— Your goal —
Render every line of the listing below as a JSON list of strings, one string per line, leaving out any blank lines.

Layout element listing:

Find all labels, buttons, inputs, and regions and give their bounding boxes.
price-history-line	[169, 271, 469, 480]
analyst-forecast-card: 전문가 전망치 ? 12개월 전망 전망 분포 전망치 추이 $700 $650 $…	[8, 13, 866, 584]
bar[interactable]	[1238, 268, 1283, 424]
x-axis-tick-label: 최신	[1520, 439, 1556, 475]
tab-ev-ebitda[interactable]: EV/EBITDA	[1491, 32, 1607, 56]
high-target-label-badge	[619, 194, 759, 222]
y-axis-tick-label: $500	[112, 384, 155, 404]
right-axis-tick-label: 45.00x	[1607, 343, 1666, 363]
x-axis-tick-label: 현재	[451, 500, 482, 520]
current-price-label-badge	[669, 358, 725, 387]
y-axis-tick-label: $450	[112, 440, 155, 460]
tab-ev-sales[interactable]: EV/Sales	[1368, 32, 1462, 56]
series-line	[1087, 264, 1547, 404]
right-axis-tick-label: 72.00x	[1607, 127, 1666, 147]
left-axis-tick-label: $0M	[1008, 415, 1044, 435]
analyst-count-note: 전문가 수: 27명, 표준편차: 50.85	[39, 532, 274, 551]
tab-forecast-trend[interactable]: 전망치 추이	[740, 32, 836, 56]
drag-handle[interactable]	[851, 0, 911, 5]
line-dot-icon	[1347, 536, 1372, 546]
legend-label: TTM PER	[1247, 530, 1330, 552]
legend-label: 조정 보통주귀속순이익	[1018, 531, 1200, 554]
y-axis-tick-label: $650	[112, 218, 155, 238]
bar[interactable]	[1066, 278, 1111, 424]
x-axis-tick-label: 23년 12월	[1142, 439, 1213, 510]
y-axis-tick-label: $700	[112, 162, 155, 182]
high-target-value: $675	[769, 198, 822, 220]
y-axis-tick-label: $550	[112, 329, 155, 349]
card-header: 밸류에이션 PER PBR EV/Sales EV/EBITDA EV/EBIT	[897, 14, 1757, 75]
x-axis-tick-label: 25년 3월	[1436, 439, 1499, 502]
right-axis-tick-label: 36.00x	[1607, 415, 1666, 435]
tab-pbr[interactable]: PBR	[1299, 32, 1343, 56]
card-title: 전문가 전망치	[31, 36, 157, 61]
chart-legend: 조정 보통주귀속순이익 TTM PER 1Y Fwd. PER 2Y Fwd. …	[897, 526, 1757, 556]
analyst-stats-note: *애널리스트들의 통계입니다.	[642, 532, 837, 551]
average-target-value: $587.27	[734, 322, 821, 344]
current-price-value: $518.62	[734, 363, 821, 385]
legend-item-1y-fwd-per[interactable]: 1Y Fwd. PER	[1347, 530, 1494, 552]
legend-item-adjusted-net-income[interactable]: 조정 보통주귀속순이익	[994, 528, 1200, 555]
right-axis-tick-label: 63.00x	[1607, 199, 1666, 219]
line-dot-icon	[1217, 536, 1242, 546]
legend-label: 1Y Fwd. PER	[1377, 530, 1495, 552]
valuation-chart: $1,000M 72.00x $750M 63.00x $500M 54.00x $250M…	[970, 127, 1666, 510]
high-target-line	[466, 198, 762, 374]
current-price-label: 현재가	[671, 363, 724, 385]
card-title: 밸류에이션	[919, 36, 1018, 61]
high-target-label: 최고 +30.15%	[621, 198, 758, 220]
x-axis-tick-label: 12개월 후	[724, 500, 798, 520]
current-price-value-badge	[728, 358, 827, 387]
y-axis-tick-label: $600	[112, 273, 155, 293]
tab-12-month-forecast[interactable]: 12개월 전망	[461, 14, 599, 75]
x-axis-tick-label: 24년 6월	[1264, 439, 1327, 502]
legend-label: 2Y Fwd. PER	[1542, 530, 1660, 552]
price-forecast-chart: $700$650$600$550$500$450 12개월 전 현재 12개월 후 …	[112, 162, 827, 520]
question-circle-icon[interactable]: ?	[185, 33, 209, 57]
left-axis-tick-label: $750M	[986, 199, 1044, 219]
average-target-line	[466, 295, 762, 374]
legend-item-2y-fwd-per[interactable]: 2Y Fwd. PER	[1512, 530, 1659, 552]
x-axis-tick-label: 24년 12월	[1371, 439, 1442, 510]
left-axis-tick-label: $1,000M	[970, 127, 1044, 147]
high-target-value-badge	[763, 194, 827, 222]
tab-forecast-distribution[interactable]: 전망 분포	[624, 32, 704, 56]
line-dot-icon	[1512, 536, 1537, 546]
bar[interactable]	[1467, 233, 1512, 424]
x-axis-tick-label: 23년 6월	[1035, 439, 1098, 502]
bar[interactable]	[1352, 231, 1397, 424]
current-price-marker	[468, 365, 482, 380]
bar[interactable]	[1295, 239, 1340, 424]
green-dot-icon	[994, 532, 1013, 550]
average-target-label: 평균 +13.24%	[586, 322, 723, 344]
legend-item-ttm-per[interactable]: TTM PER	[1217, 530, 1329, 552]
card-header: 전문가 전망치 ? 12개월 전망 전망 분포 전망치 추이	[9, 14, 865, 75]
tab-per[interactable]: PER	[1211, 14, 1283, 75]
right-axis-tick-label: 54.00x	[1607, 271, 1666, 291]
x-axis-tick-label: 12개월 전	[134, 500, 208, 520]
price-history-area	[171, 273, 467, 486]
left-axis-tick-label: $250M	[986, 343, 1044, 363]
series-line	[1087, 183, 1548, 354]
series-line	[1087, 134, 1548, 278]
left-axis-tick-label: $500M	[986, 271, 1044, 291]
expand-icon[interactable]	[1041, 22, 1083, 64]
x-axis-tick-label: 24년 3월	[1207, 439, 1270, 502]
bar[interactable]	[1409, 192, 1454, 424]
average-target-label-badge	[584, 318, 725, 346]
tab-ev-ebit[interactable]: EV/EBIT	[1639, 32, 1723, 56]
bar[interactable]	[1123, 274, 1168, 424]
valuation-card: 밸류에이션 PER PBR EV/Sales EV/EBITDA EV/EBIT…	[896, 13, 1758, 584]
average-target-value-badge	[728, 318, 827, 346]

— Solution —
[
  "Find all labels, buttons, inputs, and regions and give their bounding boxes.",
  "price-history-line\t[169, 271, 469, 480]",
  "analyst-forecast-card: 전문가 전망치 ? 12개월 전망 전망 분포 전망치 추이 $700 $650 $…\t[8, 13, 866, 584]",
  "bar[interactable]\t[1238, 268, 1283, 424]",
  "x-axis-tick-label: 최신\t[1520, 439, 1556, 475]",
  "tab-ev-ebitda[interactable]: EV/EBITDA\t[1491, 32, 1607, 56]",
  "high-target-label-badge\t[619, 194, 759, 222]",
  "y-axis-tick-label: $500\t[112, 384, 155, 404]",
  "right-axis-tick-label: 45.00x\t[1607, 343, 1666, 363]",
  "x-axis-tick-label: 현재\t[451, 500, 482, 520]",
  "current-price-label-badge\t[669, 358, 725, 387]",
  "y-axis-tick-label: $450\t[112, 440, 155, 460]",
  "tab-ev-sales[interactable]: EV/Sales\t[1368, 32, 1462, 56]",
  "series-line\t[1087, 264, 1547, 404]",
  "right-axis-tick-label: 72.00x\t[1607, 127, 1666, 147]",
  "left-axis-tick-label: $0M\t[1008, 415, 1044, 435]",
  "analyst-count-note: 전문가 수: 27명, 표준편차: 50.85\t[39, 532, 274, 551]",
  "tab-forecast-trend[interactable]: 전망치 추이\t[740, 32, 836, 56]",
  "drag-handle[interactable]\t[851, 0, 911, 5]",
  "line-dot-icon\t[1347, 536, 1372, 546]",
  "legend-label: TTM PER\t[1247, 530, 1330, 552]",
  "legend-label: 조정 보통주귀속순이익\t[1018, 531, 1200, 554]",
  "y-axis-tick-label: $650\t[112, 218, 155, 238]",
  "bar[interactable]\t[1066, 278, 1111, 424]",
  "x-axis-tick-label: 23년 12월\t[1142, 439, 1213, 510]",
  "y-axis-tick-label: $700\t[112, 162, 155, 182]",
  "high-target-value: $675\t[769, 198, 822, 220]",
  "y-axis-tick-label: $550\t[112, 329, 155, 349]",
  "card-header: 밸류에이션 PER PBR EV/Sales EV/EBITDA EV/EBIT\t[897, 14, 1757, 75]",
  "x-axis-tick-label: 25년 3월\t[1436, 439, 1499, 502]",
  "right-axis-tick-label: 36.00x\t[1607, 415, 1666, 435]",
  "tab-pbr[interactable]: PBR\t[1299, 32, 1343, 56]",
  "card-title: 전문가 전망치\t[31, 36, 157, 61]",
  "chart-legend: 조정 보통주귀속순이익 TTM PER 1Y Fwd. PER 2Y Fwd. …\t[897, 526, 1757, 556]",
  "analyst-stats-note: *애널리스트들의 통계입니다.\t[642, 532, 837, 551]",
  "average-target-value: $587.27\t[734, 322, 821, 344]",
  "current-price-value: $518.62\t[734, 363, 821, 385]",
  "legend-item-1y-fwd-per[interactable]: 1Y Fwd. PER\t[1347, 530, 1494, 552]",
  "legend-item-adjusted-net-income[interactable]: 조정 보통주귀속순이익\t[994, 528, 1200, 555]",
  "right-axis-tick-label: 63.00x\t[1607, 199, 1666, 219]",
  "line-dot-icon\t[1217, 536, 1242, 546]",
  "legend-label: 1Y Fwd. PER\t[1377, 530, 1495, 552]",
  "valuation-chart: $1,000M 72.00x $750M 63.00x $500M 54.00x $250M…\t[970, 127, 1666, 510]",
  "high-target-line\t[466, 198, 762, 374]",
  "current-price-label: 현재가\t[671, 363, 724, 385]",
  "card-title: 밸류에이션\t[919, 36, 1018, 61]",
  "high-target-label: 최고 +30.15%\t[621, 198, 758, 220]",
  "x-axis-tick-label: 12개월 후\t[724, 500, 798, 520]",
  "current-price-value-badge\t[728, 358, 827, 387]",
  "y-axis-tick-label: $600\t[112, 273, 155, 293]",
  "tab-12-month-forecast[interactable]: 12개월 전망\t[461, 14, 599, 75]",
  "x-axis-tick-label: 24년 6월\t[1264, 439, 1327, 502]",
  "legend-label: 2Y Fwd. PER\t[1542, 530, 1660, 552]",
  "price-forecast-chart: $700$650$600$550$500$450 12개월 전 현재 12개월 후 …\t[112, 162, 827, 520]",
  "question-circle-icon[interactable]: ?\t[185, 33, 209, 57]",
  "left-axis-tick-label: $750M\t[986, 199, 1044, 219]",
  "average-target-line\t[466, 295, 762, 374]",
  "legend-item-2y-fwd-per[interactable]: 2Y Fwd. PER\t[1512, 530, 1659, 552]",
  "x-axis-tick-label: 24년 12월\t[1371, 439, 1442, 510]",
  "left-axis-tick-label: $1,000M\t[970, 127, 1044, 147]",
  "high-target-value-badge\t[763, 194, 827, 222]",
  "tab-forecast-distribution[interactable]: 전망 분포\t[624, 32, 704, 56]",
  "line-dot-icon\t[1512, 536, 1537, 546]",
  "bar[interactable]\t[1467, 233, 1512, 424]",
  "x-axis-tick-label: 23년 6월\t[1035, 439, 1098, 502]",
  "bar[interactable]\t[1352, 231, 1397, 424]",
  "current-price-marker\t[468, 365, 482, 380]",
  "bar[interactable]\t[1295, 239, 1340, 424]",
  "green-dot-icon\t[994, 532, 1013, 550]",
  "average-target-label: 평균 +13.24%\t[586, 322, 723, 344]",
  "legend-item-ttm-per[interactable]: TTM PER\t[1217, 530, 1329, 552]",
  "card-header: 전문가 전망치 ? 12개월 전망 전망 분포 전망치 추이\t[9, 14, 865, 75]",
  "tab-per[interactable]: PER\t[1211, 14, 1283, 75]",
  "right-axis-tick-label: 54.00x\t[1607, 271, 1666, 291]",
  "x-axis-tick-label: 12개월 전\t[134, 500, 208, 520]",
  "price-history-area\t[171, 273, 467, 486]",
  "left-axis-tick-label: $250M\t[986, 343, 1044, 363]",
  "series-line\t[1087, 183, 1548, 354]",
  "series-line\t[1087, 134, 1548, 278]",
  "left-axis-tick-label: $500M\t[986, 271, 1044, 291]",
  "expand-icon[interactable]\t[1041, 22, 1083, 64]",
  "x-axis-tick-label: 24년 3월\t[1207, 439, 1270, 502]",
  "bar[interactable]\t[1409, 192, 1454, 424]",
  "average-target-label-badge\t[584, 318, 725, 346]",
  "tab-ev-ebit[interactable]: EV/EBIT\t[1639, 32, 1723, 56]",
  "bar[interactable]\t[1123, 274, 1168, 424]",
  "valuation-card: 밸류에이션 PER PBR EV/Sales EV/EBITDA EV/EBIT…\t[896, 13, 1758, 584]",
  "average-target-value-badge\t[728, 318, 827, 346]"
]